Dataset entries

—————

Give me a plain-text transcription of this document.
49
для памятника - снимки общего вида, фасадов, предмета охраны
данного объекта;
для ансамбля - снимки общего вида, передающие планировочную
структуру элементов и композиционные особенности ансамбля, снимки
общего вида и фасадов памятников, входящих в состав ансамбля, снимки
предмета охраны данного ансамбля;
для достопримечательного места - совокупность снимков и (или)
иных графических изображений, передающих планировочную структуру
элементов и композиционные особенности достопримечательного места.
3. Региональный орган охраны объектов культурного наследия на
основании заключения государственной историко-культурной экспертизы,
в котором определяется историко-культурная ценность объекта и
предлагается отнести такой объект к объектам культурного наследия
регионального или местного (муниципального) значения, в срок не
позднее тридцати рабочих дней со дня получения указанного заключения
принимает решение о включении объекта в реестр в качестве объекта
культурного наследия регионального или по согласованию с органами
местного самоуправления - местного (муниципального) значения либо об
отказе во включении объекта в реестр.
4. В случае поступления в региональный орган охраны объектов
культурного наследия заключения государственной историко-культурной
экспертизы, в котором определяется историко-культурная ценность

—————

_The task:_
From the material above, copy each line that includes the word "регионального".

_Solution for this task:_
регионального или местного (муниципального) значения, в срок не
культурного наследия регионального или по согласованию с органами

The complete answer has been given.